## TASK DESCRIPTION
Look through the data below and return each line where "best" appears.

::: EXCERPTED DATA :::

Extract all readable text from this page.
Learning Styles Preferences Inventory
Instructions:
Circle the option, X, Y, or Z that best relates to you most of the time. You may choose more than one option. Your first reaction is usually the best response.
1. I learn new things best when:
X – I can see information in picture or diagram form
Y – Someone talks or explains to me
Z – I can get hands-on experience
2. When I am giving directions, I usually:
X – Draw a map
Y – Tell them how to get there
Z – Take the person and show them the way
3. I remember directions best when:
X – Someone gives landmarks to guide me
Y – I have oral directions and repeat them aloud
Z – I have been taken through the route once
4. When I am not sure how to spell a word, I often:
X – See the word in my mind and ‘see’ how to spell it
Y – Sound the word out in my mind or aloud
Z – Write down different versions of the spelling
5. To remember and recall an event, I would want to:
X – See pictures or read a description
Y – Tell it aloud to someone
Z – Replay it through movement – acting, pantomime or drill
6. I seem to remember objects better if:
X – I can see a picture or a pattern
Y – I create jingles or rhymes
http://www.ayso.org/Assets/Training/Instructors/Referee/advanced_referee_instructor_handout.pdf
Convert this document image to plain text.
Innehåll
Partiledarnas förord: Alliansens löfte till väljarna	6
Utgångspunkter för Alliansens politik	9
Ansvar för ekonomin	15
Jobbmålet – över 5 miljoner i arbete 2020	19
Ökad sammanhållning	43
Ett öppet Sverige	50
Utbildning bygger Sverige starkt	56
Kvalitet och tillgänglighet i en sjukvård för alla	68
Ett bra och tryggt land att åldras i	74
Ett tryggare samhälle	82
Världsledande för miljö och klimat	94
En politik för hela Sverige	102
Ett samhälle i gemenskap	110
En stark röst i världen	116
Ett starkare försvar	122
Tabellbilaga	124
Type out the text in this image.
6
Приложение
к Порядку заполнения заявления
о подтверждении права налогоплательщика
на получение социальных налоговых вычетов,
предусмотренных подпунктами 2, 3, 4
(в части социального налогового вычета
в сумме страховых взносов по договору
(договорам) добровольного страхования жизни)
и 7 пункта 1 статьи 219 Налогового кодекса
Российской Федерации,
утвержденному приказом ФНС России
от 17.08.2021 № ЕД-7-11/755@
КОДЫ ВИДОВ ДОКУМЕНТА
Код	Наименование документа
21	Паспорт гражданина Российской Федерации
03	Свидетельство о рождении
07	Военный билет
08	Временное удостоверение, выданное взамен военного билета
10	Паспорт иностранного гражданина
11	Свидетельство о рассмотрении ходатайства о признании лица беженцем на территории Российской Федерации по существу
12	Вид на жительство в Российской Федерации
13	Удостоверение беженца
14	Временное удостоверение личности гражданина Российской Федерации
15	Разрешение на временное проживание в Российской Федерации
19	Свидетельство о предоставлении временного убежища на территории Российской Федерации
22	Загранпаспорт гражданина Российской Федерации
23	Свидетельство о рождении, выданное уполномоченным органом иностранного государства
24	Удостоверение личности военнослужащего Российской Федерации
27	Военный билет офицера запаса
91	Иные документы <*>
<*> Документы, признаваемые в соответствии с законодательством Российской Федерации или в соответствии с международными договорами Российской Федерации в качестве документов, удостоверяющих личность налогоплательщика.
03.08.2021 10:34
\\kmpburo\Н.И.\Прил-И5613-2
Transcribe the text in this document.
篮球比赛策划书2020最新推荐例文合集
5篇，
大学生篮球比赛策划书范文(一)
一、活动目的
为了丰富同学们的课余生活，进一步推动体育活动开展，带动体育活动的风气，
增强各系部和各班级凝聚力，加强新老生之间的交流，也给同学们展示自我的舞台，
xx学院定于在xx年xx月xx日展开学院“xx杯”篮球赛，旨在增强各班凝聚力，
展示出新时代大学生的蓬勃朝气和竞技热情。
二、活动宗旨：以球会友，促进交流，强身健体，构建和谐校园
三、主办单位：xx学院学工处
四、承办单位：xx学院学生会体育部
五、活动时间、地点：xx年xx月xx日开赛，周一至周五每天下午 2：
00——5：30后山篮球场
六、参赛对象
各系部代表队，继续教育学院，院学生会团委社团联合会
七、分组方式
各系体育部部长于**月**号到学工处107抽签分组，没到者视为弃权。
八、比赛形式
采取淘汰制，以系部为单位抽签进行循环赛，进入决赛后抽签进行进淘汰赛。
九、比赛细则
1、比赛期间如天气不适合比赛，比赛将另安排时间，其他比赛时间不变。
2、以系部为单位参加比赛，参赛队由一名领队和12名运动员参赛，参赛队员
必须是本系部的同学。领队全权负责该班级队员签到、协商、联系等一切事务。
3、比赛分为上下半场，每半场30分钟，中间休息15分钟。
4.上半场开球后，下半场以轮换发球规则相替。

:::

## PROBLEM SOLUTION
Circle the option, X, Y, or Z that best relates to you most of the time. You may choose more than one option. Your first reaction is usually the best response.
1. I learn new things best when:
3. I remember directions best when:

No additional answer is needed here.